_Data extract_:
** start **

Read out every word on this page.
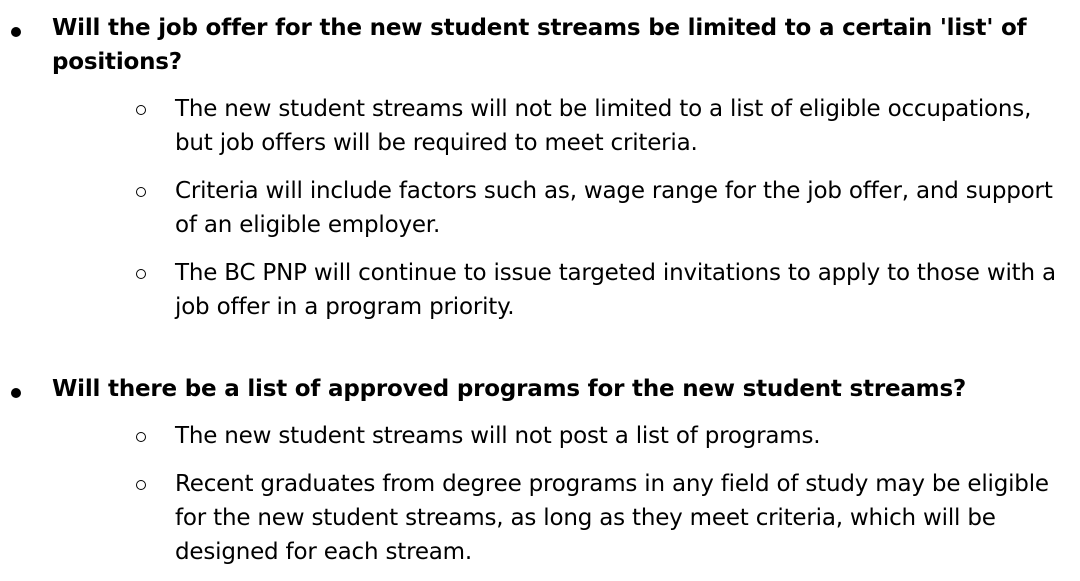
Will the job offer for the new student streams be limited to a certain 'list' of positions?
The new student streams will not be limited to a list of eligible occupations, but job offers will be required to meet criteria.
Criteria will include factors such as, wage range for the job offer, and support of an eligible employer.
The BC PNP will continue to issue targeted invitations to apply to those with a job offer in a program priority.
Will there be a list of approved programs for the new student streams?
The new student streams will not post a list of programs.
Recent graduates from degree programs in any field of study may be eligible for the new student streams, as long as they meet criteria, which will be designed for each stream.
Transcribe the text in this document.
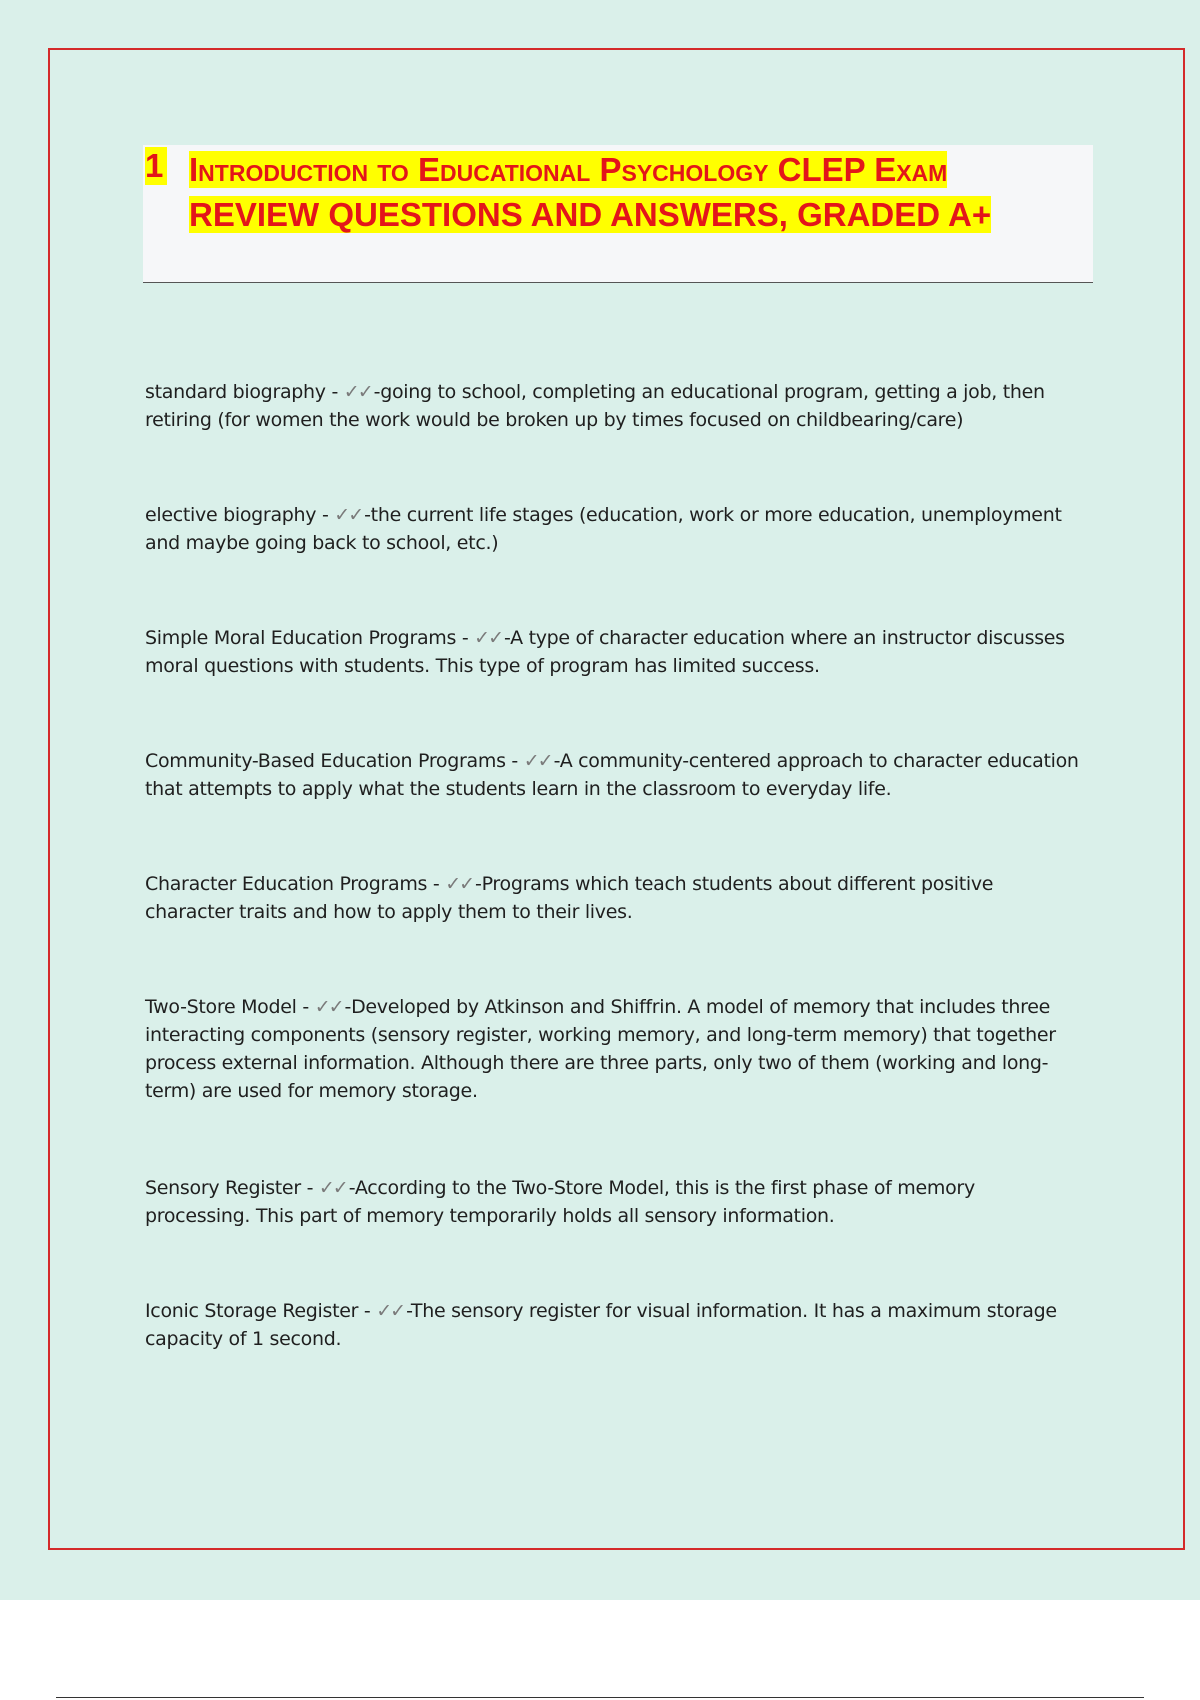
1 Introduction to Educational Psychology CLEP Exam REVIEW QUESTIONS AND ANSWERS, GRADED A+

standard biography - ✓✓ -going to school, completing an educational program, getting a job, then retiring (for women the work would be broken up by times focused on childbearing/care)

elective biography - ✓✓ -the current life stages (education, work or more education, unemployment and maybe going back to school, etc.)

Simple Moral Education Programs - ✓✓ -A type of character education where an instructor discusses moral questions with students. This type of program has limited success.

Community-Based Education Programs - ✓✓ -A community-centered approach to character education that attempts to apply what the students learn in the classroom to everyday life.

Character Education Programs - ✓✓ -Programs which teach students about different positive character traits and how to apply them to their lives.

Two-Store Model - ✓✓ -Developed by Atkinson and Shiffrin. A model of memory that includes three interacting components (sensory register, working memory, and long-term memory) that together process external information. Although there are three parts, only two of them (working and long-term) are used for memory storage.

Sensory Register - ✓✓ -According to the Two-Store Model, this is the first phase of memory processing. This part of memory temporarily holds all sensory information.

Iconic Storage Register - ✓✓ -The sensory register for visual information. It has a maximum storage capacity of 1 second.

** end **

Transcribe every record above exactly, leaving out the pictures.

Read out every word on this page.
Will the job offer for the new student streams be limited to a certain 'list' of positions?
The new student streams will not be limited to a list of eligible occupations, but job offers will be required to meet criteria.
Criteria will include factors such as, wage range for the job offer, and support of an eligible employer.
The BC PNP will continue to issue targeted invitations to apply to those with a job offer in a program priority.
Will there be a list of approved programs for the new student streams?
The new student streams will not post a list of programs.
Recent graduates from degree programs in any field of study may be eligible for the new student streams, as long as they meet criteria, which will be designed for each stream.
Transcribe the text in this document.
1 Introduction to Educational Psychology CLEP Exam REVIEW QUESTIONS AND ANSWERS, GRADED A+

standard biography - ✓✓ -going to school, completing an educational program, getting a job, then retiring (for women the work would be broken up by times focused on childbearing/care)

elective biography - ✓✓ -the current life stages (education, work or more education, unemployment and maybe going back to school, etc.)

Simple Moral Education Programs - ✓✓ -A type of character education where an instructor discusses moral questions with students. This type of program has limited success.

Community-Based Education Programs - ✓✓ -A community-centered approach to character education that attempts to apply what the students learn in the classroom to everyday life.

Character Education Programs - ✓✓ -Programs which teach students about different positive character traits and how to apply them to their lives.

Two-Store Model - ✓✓ -Developed by Atkinson and Shiffrin. A model of memory that includes three interacting components (sensory register, working memory, and long-term memory) that together process external information. Although there are three parts, only two of them (working and long-term) are used for memory storage.

Sensory Register - ✓✓ -According to the Two-Store Model, this is the first phase of memory processing. This part of memory temporarily holds all sensory information.

Iconic Storage Register - ✓✓ -The sensory register for visual information. It has a maximum storage capacity of 1 second.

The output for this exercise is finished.